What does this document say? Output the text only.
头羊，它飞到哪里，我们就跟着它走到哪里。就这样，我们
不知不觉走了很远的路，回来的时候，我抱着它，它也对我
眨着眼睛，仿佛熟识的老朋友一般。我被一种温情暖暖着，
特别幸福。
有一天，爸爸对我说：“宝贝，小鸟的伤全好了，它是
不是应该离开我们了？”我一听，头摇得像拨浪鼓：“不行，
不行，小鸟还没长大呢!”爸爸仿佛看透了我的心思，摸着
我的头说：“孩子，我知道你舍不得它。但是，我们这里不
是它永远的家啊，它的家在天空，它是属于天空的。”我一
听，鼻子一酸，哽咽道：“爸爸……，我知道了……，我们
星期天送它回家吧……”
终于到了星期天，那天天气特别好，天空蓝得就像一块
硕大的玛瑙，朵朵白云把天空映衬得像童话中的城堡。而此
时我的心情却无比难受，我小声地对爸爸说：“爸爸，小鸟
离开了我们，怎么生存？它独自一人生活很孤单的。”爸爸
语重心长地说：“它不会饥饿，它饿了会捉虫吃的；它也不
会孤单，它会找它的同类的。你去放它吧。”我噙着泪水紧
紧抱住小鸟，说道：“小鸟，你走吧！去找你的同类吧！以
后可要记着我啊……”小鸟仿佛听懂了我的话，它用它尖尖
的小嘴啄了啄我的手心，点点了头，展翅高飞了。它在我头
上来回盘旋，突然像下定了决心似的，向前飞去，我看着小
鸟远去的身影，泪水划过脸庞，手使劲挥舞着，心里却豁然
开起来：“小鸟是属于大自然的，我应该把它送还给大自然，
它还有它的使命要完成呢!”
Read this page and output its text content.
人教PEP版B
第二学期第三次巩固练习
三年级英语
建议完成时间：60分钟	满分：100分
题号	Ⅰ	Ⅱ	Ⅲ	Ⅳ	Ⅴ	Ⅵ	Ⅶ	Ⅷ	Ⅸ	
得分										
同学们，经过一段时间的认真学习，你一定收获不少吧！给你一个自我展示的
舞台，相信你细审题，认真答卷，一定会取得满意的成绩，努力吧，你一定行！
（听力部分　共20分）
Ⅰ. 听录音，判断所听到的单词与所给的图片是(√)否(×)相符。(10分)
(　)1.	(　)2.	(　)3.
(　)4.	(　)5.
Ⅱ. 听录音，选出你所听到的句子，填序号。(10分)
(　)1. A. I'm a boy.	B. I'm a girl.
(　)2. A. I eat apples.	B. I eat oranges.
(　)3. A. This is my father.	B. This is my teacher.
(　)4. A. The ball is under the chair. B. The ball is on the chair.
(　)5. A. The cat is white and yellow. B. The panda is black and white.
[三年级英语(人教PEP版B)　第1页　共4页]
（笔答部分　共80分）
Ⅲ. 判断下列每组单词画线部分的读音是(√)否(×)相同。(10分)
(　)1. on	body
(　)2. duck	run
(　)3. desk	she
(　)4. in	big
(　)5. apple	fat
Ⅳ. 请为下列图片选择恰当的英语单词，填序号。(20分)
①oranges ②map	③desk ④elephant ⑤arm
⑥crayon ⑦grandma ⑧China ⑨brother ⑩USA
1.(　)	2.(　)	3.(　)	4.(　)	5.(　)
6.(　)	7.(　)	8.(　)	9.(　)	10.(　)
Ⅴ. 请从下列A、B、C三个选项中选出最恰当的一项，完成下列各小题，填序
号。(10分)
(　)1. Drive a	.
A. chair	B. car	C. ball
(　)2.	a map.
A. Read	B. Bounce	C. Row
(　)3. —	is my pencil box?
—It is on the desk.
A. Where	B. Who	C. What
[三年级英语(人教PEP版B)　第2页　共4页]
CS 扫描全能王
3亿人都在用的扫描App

§ To do
Every line that holds the string "ball" should be returned.

§ Reply to the task
(　)4. A. The ball is under the chair. B. The ball is on the chair.
A. chair	B. car	C. ball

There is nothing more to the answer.